The exercise:
Looking at the data below, count the lines that contain the string "more". Write only the total.

──────────

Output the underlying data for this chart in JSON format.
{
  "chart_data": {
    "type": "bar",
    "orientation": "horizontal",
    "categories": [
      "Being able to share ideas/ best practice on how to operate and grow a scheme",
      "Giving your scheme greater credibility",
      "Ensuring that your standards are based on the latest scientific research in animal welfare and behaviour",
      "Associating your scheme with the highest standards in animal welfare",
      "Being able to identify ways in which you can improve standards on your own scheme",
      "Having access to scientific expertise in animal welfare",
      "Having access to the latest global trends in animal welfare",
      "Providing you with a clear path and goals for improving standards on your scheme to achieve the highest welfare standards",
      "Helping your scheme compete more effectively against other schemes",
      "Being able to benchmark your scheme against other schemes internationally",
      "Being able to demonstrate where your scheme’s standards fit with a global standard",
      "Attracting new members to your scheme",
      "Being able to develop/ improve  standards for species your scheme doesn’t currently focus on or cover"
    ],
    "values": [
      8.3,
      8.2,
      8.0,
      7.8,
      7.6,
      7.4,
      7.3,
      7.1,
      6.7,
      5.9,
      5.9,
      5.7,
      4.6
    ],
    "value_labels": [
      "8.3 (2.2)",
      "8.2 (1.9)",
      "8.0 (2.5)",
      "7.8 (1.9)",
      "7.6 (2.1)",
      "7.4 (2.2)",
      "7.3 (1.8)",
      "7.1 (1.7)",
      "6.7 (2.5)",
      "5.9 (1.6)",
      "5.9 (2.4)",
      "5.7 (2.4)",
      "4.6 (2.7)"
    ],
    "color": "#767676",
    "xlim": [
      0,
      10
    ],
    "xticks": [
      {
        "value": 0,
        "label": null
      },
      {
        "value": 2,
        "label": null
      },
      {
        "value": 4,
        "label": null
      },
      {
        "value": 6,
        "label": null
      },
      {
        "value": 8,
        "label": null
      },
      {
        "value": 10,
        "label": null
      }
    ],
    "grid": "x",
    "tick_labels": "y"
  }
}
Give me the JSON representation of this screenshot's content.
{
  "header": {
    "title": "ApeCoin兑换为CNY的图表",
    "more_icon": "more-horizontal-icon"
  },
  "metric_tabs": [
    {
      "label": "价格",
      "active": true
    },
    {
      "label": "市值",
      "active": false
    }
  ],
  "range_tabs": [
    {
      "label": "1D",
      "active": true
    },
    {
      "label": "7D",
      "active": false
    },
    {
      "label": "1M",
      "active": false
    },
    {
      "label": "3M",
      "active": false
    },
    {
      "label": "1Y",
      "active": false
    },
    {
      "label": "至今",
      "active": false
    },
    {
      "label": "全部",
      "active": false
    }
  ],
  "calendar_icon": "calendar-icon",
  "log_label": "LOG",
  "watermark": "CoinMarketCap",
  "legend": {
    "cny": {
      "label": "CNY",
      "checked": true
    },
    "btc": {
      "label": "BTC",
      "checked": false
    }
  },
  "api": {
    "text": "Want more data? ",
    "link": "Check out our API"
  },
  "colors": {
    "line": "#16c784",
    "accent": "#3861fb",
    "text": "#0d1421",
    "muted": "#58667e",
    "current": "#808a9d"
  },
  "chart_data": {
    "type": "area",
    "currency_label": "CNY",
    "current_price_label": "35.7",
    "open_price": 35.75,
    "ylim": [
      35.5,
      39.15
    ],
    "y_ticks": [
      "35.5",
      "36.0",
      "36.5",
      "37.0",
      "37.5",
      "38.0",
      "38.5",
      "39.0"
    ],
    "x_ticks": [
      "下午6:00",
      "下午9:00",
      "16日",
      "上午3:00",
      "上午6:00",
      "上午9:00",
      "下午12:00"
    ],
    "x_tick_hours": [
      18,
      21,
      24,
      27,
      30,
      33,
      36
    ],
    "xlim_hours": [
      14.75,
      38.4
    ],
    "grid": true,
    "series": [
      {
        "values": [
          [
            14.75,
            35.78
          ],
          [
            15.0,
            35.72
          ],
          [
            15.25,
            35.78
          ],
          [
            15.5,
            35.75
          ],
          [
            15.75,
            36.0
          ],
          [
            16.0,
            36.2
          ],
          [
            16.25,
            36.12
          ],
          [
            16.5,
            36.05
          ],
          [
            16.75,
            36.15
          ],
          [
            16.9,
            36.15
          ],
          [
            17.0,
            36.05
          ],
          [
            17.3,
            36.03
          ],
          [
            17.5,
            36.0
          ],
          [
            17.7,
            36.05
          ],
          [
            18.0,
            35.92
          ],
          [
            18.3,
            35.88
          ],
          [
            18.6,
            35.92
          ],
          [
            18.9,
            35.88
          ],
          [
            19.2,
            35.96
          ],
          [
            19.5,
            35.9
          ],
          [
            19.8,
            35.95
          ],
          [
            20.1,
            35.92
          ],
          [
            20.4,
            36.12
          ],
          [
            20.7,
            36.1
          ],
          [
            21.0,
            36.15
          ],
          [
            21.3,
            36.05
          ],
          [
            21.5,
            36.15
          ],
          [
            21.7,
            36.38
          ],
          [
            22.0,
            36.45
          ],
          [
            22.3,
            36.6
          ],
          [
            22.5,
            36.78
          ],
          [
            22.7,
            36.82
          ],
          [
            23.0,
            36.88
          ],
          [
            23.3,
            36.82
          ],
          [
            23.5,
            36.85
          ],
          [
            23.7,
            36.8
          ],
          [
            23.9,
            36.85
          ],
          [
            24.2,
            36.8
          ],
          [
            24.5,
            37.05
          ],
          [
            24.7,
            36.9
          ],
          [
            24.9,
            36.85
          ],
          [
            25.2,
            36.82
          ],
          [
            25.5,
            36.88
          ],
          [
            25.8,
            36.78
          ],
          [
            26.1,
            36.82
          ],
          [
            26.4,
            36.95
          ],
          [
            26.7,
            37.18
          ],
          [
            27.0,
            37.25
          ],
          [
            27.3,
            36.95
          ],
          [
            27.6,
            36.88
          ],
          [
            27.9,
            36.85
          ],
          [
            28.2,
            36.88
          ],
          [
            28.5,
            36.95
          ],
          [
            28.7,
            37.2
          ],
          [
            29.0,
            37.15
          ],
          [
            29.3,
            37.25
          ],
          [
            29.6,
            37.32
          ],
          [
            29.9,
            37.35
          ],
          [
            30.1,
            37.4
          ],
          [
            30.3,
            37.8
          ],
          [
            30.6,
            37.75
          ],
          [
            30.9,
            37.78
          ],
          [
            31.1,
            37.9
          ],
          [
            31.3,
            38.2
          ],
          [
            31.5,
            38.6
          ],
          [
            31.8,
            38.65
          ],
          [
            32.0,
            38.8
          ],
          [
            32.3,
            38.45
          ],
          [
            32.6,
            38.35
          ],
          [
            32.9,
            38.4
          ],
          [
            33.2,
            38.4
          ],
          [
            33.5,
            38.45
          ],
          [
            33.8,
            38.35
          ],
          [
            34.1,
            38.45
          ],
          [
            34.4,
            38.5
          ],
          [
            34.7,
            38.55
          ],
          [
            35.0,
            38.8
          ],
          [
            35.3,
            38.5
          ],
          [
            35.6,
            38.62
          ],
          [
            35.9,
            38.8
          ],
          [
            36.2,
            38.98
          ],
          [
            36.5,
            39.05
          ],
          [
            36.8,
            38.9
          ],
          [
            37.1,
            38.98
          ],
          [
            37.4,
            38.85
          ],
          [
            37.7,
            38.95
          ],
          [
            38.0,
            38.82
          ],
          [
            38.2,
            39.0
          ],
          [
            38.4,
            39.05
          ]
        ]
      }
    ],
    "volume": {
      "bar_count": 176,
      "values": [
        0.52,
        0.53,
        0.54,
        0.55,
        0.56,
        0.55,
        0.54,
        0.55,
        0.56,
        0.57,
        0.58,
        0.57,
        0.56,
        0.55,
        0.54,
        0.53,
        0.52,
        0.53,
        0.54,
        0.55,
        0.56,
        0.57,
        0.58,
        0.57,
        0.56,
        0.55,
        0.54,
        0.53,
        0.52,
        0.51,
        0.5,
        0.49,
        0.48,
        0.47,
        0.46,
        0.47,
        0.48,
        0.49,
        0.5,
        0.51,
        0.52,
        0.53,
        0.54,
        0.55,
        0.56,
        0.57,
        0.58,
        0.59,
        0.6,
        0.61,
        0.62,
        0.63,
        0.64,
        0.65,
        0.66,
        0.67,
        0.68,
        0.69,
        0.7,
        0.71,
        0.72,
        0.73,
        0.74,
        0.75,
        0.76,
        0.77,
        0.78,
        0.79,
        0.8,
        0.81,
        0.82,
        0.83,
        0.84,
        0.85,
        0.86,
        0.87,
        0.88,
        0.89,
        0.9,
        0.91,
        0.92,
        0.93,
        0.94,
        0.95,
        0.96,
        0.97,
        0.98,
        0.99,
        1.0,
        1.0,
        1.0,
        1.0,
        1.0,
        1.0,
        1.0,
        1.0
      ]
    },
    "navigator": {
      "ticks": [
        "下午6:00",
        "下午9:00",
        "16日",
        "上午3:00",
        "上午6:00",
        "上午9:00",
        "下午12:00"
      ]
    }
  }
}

──────────

Result of the exercise:
3